This article is part of Yahoo's 'On This Day' series

Eight-year-old Brian Ingram was just trying to build a campfire.

But while combing through the sand at Tena Bar, along the Columbia River in the US state of Washington, he unearthed the biggest clue in a mystery that has baffled investigators for half a century.

While raking along the river bank on a family holiday in February 1980, he found three packets, bundled by rubber bands.

Inside was $5,800 in $20 bills, a small slice of a ransom from one of the most daring heists in history.

Nine years previously, before Ingram had been born, that money had been in the hands of an elusive figure at the heart of the only plane hijacking that has never been solved.
※ ※ ※
## REQUIRED TASK
Echo the whole article about the ransom money found at Tena Bar, word for word. The records are separate material and have nothing to do with the text.

## DATA LISTING
※ ※ ※
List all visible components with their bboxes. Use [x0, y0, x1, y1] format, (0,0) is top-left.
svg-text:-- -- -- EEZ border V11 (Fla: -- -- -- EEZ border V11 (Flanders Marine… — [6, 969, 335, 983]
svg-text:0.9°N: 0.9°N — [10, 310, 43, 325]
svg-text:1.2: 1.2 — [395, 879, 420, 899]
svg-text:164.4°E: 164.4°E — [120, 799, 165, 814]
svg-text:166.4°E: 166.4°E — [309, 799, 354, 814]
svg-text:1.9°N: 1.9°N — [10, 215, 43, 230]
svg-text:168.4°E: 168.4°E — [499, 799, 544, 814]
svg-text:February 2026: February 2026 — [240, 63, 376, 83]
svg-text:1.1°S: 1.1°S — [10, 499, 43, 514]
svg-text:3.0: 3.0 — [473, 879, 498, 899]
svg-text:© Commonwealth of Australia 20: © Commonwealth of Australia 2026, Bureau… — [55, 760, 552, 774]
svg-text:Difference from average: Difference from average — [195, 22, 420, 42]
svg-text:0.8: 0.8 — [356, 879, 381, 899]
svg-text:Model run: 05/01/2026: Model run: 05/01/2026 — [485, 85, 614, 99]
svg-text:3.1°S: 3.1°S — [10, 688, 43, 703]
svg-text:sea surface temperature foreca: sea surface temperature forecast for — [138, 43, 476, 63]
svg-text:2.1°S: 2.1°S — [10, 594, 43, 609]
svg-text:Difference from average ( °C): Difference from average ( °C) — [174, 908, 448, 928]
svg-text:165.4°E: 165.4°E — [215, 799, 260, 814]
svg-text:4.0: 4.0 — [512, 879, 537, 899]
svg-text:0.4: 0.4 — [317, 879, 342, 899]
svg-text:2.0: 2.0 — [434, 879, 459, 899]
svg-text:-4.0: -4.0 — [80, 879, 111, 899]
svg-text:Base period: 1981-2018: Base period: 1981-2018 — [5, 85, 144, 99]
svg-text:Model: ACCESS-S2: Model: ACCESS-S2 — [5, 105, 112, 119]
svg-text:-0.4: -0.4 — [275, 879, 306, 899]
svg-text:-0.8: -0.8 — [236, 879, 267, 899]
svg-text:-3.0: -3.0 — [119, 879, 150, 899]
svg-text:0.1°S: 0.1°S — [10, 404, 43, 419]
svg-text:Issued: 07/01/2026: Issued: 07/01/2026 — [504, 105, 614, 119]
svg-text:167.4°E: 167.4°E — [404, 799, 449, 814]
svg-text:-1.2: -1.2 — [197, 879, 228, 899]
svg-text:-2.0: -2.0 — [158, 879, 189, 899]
※ ※ ※
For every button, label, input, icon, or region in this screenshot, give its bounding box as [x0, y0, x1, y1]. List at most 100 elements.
※ ※ ※
## EXERCISE RESULT
This article is part of Yahoo's 'On This Day' series

Eight-year-old Brian Ingram was just trying to build a campfire.

But while combing through the sand at Tena Bar, along the Columbia River in the US state of Washington, he unearthed the biggest clue in a mystery that has baffled investigators for half a century.

While raking along the river bank on a family holiday in February 1980, he found three packets, bundled by rubber bands.

Inside was $5,800 in $20 bills, a small slice of a ransom from one of the most daring heists in history.

Nine years previously, before Ingram had been born, that money had been in the hands of an elusive figure at the heart of the only plane hijacking that has never been solved.